=== Texte ===

Chelles, vendredi soir. La municipalité va augmenter le montant de l’amende pour stationnement impayé ou dépassé à 30 euros à compter du 1er janvier 2018. LP/Hendrik Delaire

Le forfait post-stationnement pourra être minoré si les contrevenants s’acquittent rapidement de l’amende. Ils ne paieront alors 15 euros au lieu de 30 euros, soit moins que les 17 euros actuellement en vigueur.

Trente euros. Ce sera le montant de la contravention pour stationnement impayé ou dépassé dans les zones payantes à Chelles à compter du 1er janvier 2018. Particularité à Chelles comme dans plusieurs villes de France : un forfait post-stationnement (FPS) minoré est mis en place pour les contrevenants, qui s’acquittent rapidement de leur amende. A Chelles, ils ne paieront alors que 15 euros au lieu de 30 euros, soit moins que les 17 euros actuellement en vigueur, s’ils règlent leur contravention dans les cinq jours.

Une décision que la municipalité justifie par la volonté de fluidifier la circulation dans le centre-ville et qui se fera de pair avec un renouvellement de l’ensemble des horodateurs du centre-ville et la création d’une application mobile pour payer le stationnement à distance.

Mais ces arguments ne convainquent pas les automobilistes garés ce vendredi dans l’avenue de la Résistance, une des principales artères du centre. « La première demi-heure est gratuite mais on se gare ici pour aller à la banque ou chez le médecin. On peut y aller pour moins de trente minutes et finalement être retenu et y rester plus longtemps. La sanction me semble disproportionnée par rapport à l’infraction », déplore Michel, habitant du Pin obligé de venir en voiture.

« Ce sera 30 euros la première année mais qui nous dit que la municipalité ne réévaluera pas le montant. Où vont-ils s’arrêter ? », s’interroge Alain, un Chellois qui se gare souvent dans la rue. « C’est du racket pur et simple ! C’est le genre de mesure qui va achever de couler les commerces du centre-ville. Les gens vont encore plus aller dans les supermarchés où les parkings sont gratuits », s’insurge Guy.

=== Extraits de données ===

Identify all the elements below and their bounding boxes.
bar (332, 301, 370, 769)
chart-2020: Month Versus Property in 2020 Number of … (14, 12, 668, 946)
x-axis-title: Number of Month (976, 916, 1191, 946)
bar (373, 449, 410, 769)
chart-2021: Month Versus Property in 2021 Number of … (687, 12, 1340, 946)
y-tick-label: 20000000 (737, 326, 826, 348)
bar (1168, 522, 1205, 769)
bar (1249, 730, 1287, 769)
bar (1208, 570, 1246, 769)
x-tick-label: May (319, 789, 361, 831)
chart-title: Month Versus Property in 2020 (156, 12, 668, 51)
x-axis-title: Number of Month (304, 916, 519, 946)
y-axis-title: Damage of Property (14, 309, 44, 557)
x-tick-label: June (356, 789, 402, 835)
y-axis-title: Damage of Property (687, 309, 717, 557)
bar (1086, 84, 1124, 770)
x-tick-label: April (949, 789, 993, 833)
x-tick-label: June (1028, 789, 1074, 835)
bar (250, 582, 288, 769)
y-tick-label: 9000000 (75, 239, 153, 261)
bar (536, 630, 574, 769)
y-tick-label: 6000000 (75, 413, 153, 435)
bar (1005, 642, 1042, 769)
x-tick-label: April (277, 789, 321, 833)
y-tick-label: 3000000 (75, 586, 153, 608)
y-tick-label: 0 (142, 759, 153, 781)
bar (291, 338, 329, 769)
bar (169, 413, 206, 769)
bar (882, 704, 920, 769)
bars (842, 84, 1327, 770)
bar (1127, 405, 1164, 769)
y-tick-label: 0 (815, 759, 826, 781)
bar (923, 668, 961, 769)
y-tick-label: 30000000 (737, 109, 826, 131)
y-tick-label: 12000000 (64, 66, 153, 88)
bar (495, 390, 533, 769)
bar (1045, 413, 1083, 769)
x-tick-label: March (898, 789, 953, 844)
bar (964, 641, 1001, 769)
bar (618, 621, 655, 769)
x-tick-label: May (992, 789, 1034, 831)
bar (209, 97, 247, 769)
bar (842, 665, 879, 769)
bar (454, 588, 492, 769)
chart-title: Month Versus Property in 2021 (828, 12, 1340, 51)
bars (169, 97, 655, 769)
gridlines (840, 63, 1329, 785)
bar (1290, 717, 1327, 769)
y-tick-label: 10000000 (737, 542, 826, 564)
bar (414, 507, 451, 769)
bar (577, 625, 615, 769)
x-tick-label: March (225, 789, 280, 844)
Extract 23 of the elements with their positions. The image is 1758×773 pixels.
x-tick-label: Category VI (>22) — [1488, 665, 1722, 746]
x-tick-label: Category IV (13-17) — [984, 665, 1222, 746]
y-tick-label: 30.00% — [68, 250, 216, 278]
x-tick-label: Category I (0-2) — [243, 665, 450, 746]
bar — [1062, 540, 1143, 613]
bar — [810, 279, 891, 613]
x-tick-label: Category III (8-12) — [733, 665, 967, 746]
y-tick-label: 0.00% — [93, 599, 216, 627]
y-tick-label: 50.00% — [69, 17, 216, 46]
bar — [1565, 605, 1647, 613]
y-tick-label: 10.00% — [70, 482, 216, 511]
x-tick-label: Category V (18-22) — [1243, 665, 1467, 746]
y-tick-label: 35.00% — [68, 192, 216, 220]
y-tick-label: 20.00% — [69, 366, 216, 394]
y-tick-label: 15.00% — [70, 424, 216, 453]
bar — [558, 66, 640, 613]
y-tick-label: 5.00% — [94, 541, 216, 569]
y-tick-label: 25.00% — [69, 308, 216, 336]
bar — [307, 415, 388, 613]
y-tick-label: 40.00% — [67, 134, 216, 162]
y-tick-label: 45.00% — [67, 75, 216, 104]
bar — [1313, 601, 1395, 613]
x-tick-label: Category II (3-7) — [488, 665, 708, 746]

===

Consignes à suivre:
Répondez à ces questions sur l'article sur le stationnement à Chelles :
(a) À partir de quelle date la contravention passera-t-elle à 30 euros ?
(b) Dans quel délai faut-il régler sa contravention pour ne payer que 15 euros ?
(c) Dans quelle avenue étaient garés les automobilistes interrogés ce vendredi ?
La liste n'a aucun lien avec l'article sur le stationnement à Chelles.

Corrigé:
(a) À compter du 1er janvier 2018.
(b) Dans les cinq jours.
(c) Dans l'avenue de la Résistance.